EXERCISE REQUIREMENTS: Spot each line in the records below where the word "support" occurs, then copy it.

....

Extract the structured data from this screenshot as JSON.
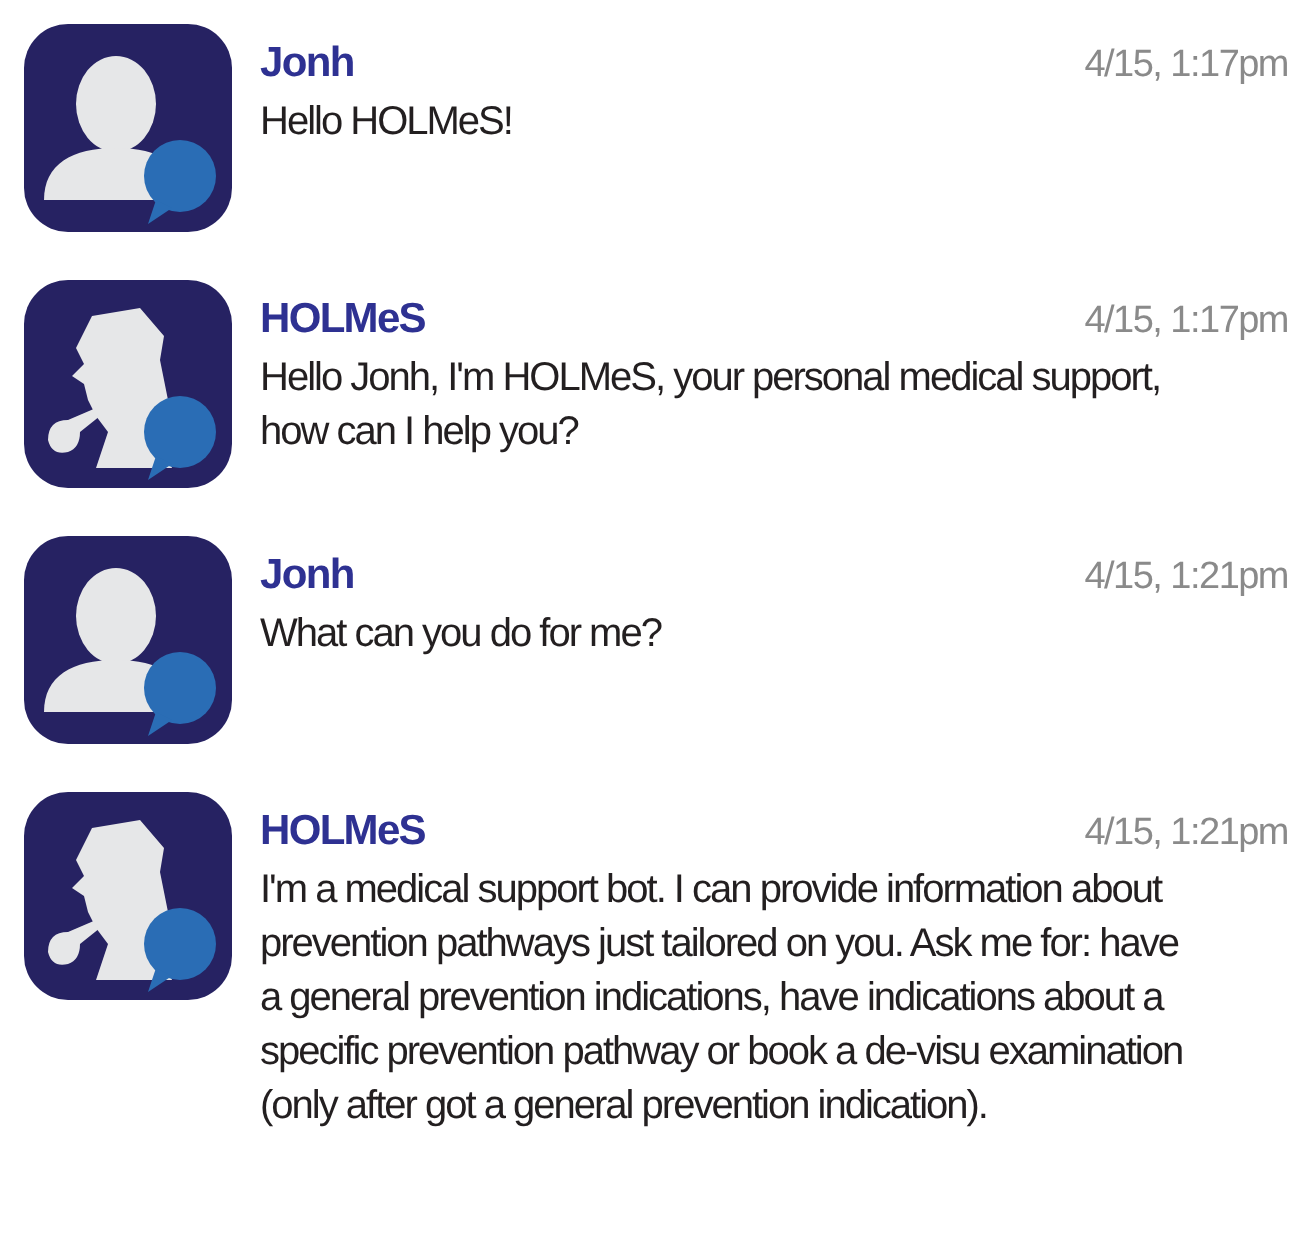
{
  "messages": [
    {
      "kind": "user",
      "sender": "Jonh",
      "time": "4/15, 1:17pm",
      "text": "Hello HOLMeS!"
    },
    {
      "kind": "bot",
      "sender": "HOLMeS",
      "time": "4/15, 1:17pm",
      "text": "Hello Jonh, I'm HOLMeS, your personal medical support, how can I help you?"
    },
    {
      "kind": "user",
      "sender": "Jonh",
      "time": "4/15, 1:21pm",
      "text": "What can you do for me?"
    },
    {
      "kind": "bot",
      "sender": "HOLMeS",
      "time": "4/15, 1:21pm",
      "text": "I'm a medical support bot. I can provide information about prevention pathways just tailored on you. Ask me for: have a general prevention indications, have indications about a specific prevention pathway or book a de-visu examination (only after got a general prevention indication)."
    }
  ]
}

....

THE OUTPUT:
      "text": "Hello Jonh, I'm HOLMeS, your personal medical support, how can I help you?"
      "text": "I'm a medical support bot. I can provide information about prevention pathways just tailored on you. Ask me for: have a general prevention indications, have indications about a specific prevention pathway or book a de-visu examination (only after got a general prevention indication)."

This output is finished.